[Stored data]
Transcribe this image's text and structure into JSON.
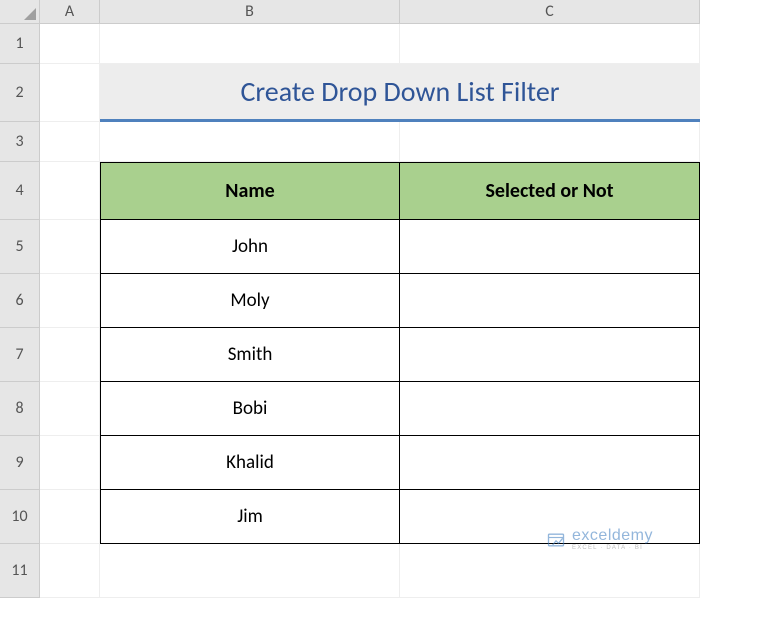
{
  "columns": [
    "A",
    "B",
    "C"
  ],
  "rows": [
    "1",
    "2",
    "3",
    "4",
    "5",
    "6",
    "7",
    "8",
    "9",
    "10",
    "11"
  ],
  "title": "Create Drop Down List Filter",
  "table": {
    "headers": {
      "name": "Name",
      "selected": "Selected or Not"
    },
    "rows": [
      {
        "name": "John",
        "selected": ""
      },
      {
        "name": "Moly",
        "selected": ""
      },
      {
        "name": "Smith",
        "selected": ""
      },
      {
        "name": "Bobi",
        "selected": ""
      },
      {
        "name": "Khalid",
        "selected": ""
      },
      {
        "name": "Jim",
        "selected": ""
      }
    ]
  },
  "watermark": {
    "brand": "exceldemy",
    "tagline": "EXCEL · DATA · BI"
  }
}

§ **Objective**
Copy each line above precisely, dropping the pictures.

§ **Complete answer**
Transcribe this image's text and structure into JSON.
{
  "columns": [
    "A",
    "B",
    "C"
  ],
  "rows": [
    "1",
    "2",
    "3",
    "4",
    "5",
    "6",
    "7",
    "8",
    "9",
    "10",
    "11"
  ],
  "title": "Create Drop Down List Filter",
  "table": {
    "headers": {
      "name": "Name",
      "selected": "Selected or Not"
    },
    "rows": [
      {
        "name": "John",
        "selected": ""
      },
      {
        "name": "Moly",
        "selected": ""
      },
      {
        "name": "Smith",
        "selected": ""
      },
      {
        "name": "Bobi",
        "selected": ""
      },
      {
        "name": "Khalid",
        "selected": ""
      },
      {
        "name": "Jim",
        "selected": ""
      }
    ]
  },
  "watermark": {
    "brand": "exceldemy",
    "tagline": "EXCEL · DATA · BI"
  }
}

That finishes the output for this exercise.